OBJECTIVE >> Repeat every line of the data exactly, but not the pictures.

EXTRACTED ENTRIES >>
——————————
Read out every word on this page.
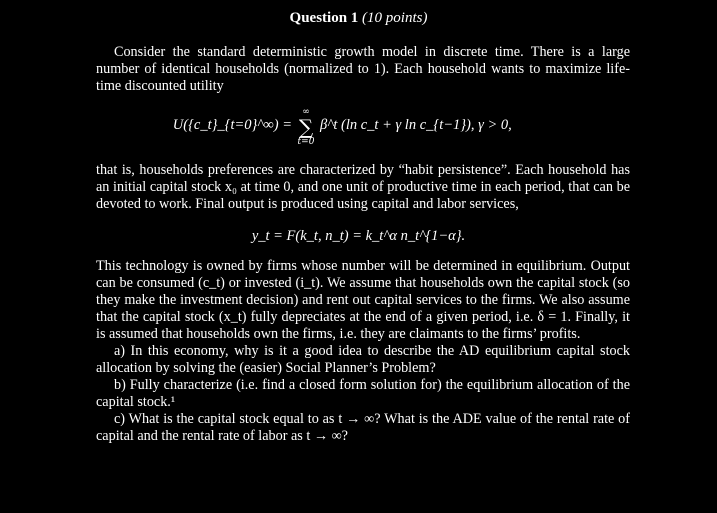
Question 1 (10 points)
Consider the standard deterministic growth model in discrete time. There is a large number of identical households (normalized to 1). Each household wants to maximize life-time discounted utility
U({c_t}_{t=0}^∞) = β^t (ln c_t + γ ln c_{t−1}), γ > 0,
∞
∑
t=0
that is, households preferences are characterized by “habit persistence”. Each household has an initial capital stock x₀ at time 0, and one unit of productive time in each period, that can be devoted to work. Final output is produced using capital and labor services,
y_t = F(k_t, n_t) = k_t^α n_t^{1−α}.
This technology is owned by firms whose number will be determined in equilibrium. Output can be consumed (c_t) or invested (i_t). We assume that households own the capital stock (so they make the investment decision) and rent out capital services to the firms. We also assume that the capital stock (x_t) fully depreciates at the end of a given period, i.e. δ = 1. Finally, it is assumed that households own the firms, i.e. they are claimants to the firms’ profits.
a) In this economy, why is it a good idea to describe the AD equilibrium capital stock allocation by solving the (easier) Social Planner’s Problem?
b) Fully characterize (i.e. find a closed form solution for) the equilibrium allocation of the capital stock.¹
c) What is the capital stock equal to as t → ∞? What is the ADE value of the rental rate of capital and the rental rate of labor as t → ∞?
——————————
WRITTEN REPLY >>
Read out every word on this page.
Question 1 (10 points)
Consider the standard deterministic growth model in discrete time. There is a large number of identical households (normalized to 1). Each household wants to maximize life-time discounted utility
U({c_t}_{t=0}^∞) = β^t (ln c_t + γ ln c_{t−1}), γ > 0,
∞
∑
t=0
that is, households preferences are characterized by “habit persistence”. Each household has an initial capital stock x₀ at time 0, and one unit of productive time in each period, that can be devoted to work. Final output is produced using capital and labor services,
y_t = F(k_t, n_t) = k_t^α n_t^{1−α}.
This technology is owned by firms whose number will be determined in equilibrium. Output can be consumed (c_t) or invested (i_t). We assume that households own the capital stock (so they make the investment decision) and rent out capital services to the firms. We also assume that the capital stock (x_t) fully depreciates at the end of a given period, i.e. δ = 1. Finally, it is assumed that households own the firms, i.e. they are claimants to the firms’ profits.
a) In this economy, why is it a good idea to describe the AD equilibrium capital stock allocation by solving the (easier) Social Planner’s Problem?
b) Fully characterize (i.e. find a closed form solution for) the equilibrium allocation of the capital stock.¹
c) What is the capital stock equal to as t → ∞? What is the ADE value of the rental rate of capital and the rental rate of labor as t → ∞?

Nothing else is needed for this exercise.